What you have to do:
Show all lines holding "yoyo".

(Items from a data source)
————————

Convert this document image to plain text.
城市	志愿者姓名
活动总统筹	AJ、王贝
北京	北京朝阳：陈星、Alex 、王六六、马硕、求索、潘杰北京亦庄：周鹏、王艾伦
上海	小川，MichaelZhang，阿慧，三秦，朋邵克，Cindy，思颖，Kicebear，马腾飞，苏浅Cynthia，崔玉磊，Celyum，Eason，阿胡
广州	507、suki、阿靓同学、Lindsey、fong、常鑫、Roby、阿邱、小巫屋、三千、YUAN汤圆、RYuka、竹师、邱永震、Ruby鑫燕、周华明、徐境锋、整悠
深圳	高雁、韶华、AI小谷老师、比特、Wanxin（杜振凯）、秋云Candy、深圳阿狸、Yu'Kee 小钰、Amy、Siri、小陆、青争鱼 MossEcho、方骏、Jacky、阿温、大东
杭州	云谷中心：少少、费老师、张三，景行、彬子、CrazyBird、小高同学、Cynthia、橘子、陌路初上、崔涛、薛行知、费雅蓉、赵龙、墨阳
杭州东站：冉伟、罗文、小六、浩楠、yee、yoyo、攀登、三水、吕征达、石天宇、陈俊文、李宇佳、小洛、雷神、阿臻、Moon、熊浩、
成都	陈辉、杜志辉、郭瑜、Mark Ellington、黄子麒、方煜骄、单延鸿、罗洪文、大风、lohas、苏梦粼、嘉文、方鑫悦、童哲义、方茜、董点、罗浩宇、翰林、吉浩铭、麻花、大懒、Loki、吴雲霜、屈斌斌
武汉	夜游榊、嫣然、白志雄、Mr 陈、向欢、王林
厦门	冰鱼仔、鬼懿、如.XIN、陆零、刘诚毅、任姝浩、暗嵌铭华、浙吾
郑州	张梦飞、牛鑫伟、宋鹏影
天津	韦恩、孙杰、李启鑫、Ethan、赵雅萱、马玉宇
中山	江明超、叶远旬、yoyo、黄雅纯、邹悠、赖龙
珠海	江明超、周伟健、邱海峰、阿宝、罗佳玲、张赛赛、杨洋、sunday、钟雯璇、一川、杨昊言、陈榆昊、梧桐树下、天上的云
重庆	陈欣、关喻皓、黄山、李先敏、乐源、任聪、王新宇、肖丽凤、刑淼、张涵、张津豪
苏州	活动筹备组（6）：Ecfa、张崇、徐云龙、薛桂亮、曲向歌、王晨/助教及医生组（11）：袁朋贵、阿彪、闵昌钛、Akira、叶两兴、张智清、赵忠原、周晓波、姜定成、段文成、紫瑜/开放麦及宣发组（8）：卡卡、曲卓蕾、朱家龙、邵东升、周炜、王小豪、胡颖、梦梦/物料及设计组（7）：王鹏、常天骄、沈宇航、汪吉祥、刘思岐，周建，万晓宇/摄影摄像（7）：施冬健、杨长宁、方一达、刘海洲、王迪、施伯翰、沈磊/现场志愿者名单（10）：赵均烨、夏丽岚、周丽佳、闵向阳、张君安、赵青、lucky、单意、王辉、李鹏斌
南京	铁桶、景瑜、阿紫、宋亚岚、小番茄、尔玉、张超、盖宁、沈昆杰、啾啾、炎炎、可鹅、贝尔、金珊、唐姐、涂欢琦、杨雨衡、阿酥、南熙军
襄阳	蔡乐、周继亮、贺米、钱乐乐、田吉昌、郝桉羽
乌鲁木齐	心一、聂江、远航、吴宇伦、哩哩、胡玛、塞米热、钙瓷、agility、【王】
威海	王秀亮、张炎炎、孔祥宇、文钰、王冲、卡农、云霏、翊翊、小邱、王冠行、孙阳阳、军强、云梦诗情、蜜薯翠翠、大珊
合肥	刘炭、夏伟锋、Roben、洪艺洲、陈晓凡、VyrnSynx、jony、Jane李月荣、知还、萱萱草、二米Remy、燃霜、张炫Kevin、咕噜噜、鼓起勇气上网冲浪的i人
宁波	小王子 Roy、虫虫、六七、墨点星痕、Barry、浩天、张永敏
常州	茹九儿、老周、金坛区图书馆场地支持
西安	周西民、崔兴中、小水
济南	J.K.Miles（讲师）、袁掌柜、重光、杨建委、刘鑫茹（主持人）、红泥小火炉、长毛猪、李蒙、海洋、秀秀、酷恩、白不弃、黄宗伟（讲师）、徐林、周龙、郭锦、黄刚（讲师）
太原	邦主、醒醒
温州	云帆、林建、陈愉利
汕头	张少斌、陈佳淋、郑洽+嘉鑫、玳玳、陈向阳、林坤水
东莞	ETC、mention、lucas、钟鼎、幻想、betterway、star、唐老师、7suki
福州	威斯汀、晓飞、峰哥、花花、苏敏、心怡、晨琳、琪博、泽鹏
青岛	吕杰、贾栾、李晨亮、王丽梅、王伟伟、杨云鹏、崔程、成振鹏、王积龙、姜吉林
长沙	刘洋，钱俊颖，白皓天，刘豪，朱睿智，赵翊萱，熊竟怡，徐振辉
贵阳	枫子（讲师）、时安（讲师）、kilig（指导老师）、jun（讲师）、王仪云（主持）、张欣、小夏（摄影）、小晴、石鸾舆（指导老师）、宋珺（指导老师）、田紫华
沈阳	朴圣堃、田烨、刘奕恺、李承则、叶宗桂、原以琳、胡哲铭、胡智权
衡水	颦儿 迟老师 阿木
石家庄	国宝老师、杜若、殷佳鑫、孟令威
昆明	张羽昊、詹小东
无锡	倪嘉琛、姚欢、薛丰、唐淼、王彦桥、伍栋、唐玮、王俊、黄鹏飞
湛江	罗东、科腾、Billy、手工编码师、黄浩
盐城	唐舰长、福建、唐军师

————————

Task solution:
杭州东站：冉伟、罗文、小六、浩楠、yee、yoyo、攀登、三水、吕征达、石天宇、陈俊文、李宇佳、小洛、雷神、阿臻、Moon、熊浩、
中山	江明超、叶远旬、yoyo、黄雅纯、邹悠、赖龙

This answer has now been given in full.